▶ [Goal]: In the entries that follow, find the word "선박정보" and report each line it is on.
======
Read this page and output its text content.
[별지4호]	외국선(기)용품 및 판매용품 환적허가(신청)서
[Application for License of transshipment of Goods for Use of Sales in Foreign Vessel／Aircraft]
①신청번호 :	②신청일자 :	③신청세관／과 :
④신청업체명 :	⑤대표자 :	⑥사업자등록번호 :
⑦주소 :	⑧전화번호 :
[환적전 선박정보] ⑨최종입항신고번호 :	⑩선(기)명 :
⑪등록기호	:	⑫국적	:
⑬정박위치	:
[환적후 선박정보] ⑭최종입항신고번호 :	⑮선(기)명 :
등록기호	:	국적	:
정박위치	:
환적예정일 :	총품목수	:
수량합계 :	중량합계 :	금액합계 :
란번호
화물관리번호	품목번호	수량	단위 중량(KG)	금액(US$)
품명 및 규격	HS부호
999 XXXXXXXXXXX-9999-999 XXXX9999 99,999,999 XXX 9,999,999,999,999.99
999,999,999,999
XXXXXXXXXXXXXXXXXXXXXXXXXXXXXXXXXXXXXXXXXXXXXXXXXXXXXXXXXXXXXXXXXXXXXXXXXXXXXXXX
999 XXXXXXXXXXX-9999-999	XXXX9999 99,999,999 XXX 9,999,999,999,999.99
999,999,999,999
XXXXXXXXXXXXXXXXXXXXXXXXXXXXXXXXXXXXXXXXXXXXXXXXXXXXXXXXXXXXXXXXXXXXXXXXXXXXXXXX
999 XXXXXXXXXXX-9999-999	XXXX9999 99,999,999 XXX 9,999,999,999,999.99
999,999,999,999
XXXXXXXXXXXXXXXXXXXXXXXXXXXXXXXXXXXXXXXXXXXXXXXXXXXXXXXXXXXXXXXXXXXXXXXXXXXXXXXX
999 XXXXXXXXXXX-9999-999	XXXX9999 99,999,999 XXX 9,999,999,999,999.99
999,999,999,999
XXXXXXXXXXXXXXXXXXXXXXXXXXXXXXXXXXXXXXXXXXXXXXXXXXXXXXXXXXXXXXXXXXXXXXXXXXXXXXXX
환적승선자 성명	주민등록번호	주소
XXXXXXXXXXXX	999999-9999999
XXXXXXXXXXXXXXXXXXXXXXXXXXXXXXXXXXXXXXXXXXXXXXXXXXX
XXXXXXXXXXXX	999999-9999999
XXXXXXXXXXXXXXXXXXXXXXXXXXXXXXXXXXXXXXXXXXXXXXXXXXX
======
▶ [Full response]:
[환적전 선박정보] ⑨최종입항신고번호 :	⑩선(기)명 :
[환적후 선박정보] ⑭최종입항신고번호 :	⑮선(기)명 :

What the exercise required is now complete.